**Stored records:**
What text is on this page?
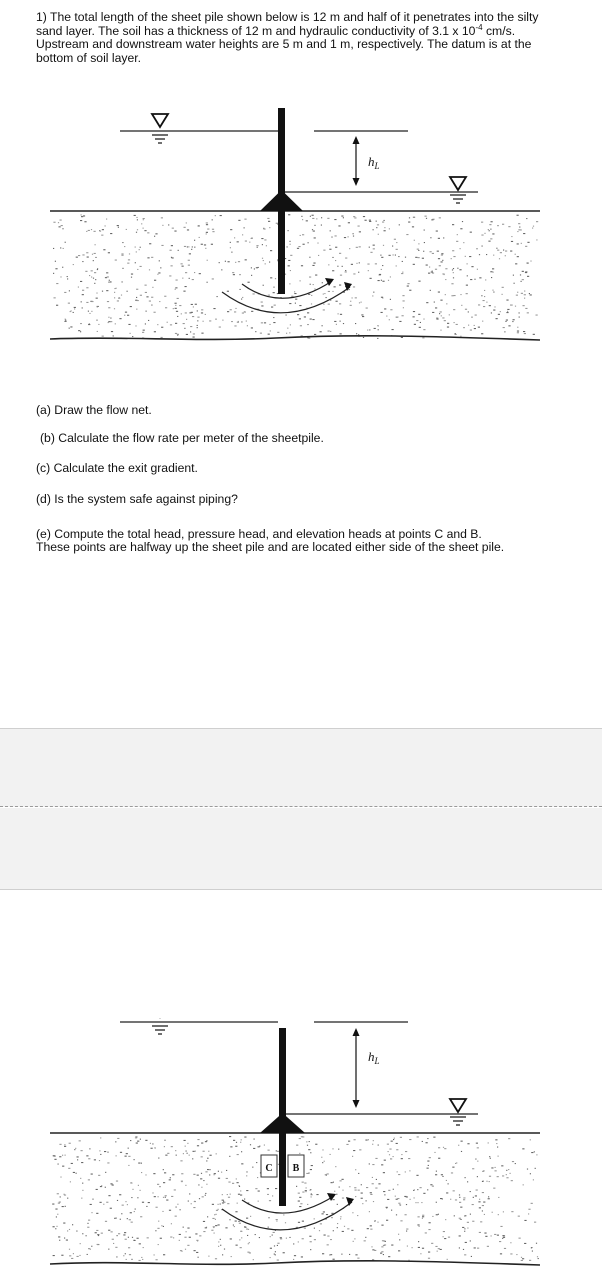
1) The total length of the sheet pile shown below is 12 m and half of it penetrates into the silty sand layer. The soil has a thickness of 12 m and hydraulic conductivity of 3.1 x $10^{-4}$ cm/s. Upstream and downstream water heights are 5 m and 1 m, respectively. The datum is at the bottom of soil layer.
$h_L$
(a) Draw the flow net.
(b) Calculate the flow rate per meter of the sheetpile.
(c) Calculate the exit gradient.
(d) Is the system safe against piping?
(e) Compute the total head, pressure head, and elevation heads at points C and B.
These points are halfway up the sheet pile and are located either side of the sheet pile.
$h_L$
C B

...

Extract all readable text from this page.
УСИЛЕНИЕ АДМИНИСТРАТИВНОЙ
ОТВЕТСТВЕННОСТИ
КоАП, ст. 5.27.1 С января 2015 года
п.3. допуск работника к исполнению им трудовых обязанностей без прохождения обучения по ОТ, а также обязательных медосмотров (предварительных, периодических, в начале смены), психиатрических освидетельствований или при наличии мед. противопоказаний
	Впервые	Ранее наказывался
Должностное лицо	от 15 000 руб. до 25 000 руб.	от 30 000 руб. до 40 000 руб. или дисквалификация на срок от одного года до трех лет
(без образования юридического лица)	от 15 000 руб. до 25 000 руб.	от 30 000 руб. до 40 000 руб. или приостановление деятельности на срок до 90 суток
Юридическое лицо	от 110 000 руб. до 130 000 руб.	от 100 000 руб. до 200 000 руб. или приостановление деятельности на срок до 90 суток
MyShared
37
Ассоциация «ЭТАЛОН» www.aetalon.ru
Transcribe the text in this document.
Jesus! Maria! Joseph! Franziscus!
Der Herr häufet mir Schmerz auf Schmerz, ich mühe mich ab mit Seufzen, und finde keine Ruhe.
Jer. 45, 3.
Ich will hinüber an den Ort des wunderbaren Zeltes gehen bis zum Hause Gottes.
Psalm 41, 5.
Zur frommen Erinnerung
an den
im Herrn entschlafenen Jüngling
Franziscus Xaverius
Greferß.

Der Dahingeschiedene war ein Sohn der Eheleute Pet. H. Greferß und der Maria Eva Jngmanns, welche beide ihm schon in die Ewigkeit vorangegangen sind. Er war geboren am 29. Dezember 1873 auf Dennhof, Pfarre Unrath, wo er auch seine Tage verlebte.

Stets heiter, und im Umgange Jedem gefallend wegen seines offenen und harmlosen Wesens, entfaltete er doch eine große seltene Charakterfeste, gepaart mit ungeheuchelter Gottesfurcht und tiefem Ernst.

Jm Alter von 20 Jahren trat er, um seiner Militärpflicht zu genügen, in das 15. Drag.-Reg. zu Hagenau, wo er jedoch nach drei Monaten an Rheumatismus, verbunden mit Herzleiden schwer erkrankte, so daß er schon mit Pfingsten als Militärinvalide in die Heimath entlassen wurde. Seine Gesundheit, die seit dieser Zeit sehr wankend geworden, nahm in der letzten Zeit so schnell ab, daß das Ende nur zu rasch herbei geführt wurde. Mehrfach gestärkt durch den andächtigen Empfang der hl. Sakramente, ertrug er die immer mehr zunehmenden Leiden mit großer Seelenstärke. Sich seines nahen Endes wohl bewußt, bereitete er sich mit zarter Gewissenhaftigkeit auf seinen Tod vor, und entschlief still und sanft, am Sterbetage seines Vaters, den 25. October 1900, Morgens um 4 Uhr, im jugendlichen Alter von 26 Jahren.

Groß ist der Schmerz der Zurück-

**Problem to work on:**
Where a line contains the string "flow", extract that line.

**Final result:**
(a) Draw the flow net.
(b) Calculate the flow rate per meter of the sheetpile.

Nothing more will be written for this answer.